Instructions for the task: Give the data again exactly as written, without any of its pictures.

Dataset records:
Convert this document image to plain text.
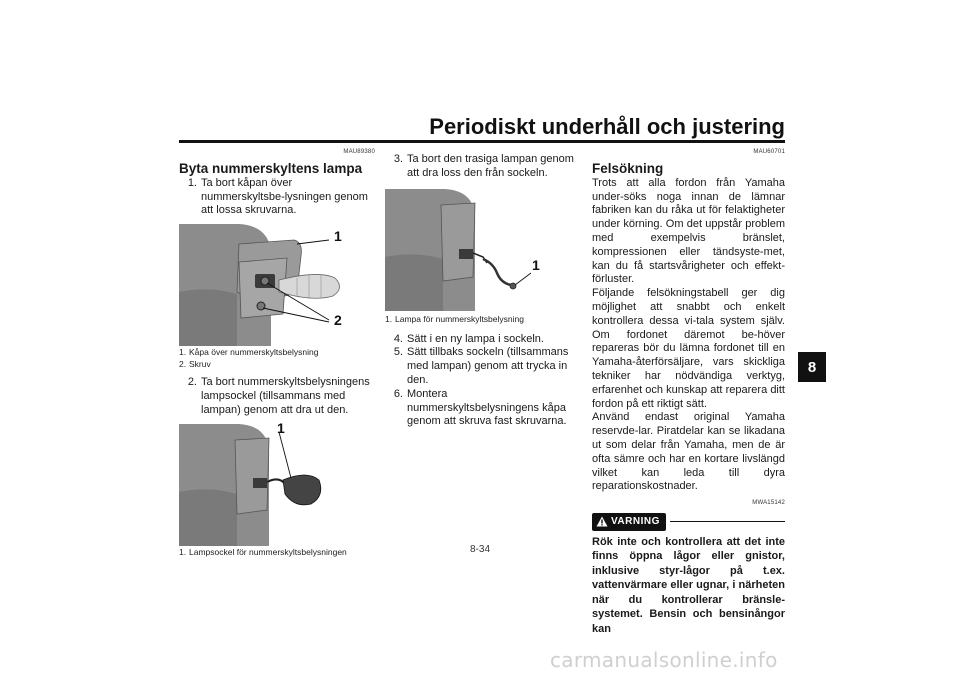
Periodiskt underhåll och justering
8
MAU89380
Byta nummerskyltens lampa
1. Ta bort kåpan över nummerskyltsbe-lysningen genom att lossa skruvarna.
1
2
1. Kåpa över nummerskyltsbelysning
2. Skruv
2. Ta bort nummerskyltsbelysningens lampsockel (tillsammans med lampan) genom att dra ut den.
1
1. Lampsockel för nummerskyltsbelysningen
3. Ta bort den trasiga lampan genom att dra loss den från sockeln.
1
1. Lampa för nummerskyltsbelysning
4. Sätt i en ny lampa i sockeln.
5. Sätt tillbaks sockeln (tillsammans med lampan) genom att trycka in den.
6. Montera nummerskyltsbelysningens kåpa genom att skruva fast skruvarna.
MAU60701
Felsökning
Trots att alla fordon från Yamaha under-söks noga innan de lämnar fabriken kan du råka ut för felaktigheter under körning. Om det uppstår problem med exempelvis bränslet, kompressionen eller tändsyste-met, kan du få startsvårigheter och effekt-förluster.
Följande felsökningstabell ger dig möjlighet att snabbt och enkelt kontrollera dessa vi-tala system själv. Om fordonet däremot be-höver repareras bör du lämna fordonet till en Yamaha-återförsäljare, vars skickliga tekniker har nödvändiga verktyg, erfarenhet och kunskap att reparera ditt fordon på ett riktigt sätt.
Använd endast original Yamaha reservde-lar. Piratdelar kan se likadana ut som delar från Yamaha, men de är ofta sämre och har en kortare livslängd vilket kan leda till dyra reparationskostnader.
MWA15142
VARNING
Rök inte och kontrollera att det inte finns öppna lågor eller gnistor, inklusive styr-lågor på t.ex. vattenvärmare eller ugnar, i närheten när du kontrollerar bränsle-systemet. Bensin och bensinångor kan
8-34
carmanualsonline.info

Task output:
Convert this document image to plain text.
Periodiskt underhåll och justering
8
MAU89380
Byta nummerskyltens lampa
1. Ta bort kåpan över nummerskyltsbe-lysningen genom att lossa skruvarna.
1
2
1. Kåpa över nummerskyltsbelysning
2. Skruv
2. Ta bort nummerskyltsbelysningens lampsockel (tillsammans med lampan) genom att dra ut den.
1
1. Lampsockel för nummerskyltsbelysningen
3. Ta bort den trasiga lampan genom att dra loss den från sockeln.
1
1. Lampa för nummerskyltsbelysning
4. Sätt i en ny lampa i sockeln.
5. Sätt tillbaks sockeln (tillsammans med lampan) genom att trycka in den.
6. Montera nummerskyltsbelysningens kåpa genom att skruva fast skruvarna.
MAU60701
Felsökning
Trots att alla fordon från Yamaha under-söks noga innan de lämnar fabriken kan du råka ut för felaktigheter under körning. Om det uppstår problem med exempelvis bränslet, kompressionen eller tändsyste-met, kan du få startsvårigheter och effekt-förluster.
Följande felsökningstabell ger dig möjlighet att snabbt och enkelt kontrollera dessa vi-tala system själv. Om fordonet däremot be-höver repareras bör du lämna fordonet till en Yamaha-återförsäljare, vars skickliga tekniker har nödvändiga verktyg, erfarenhet och kunskap att reparera ditt fordon på ett riktigt sätt.
Använd endast original Yamaha reservde-lar. Piratdelar kan se likadana ut som delar från Yamaha, men de är ofta sämre och har en kortare livslängd vilket kan leda till dyra reparationskostnader.
MWA15142
VARNING
Rök inte och kontrollera att det inte finns öppna lågor eller gnistor, inklusive styr-lågor på t.ex. vattenvärmare eller ugnar, i närheten när du kontrollerar bränsle-systemet. Bensin och bensinångor kan
8-34
carmanualsonline.info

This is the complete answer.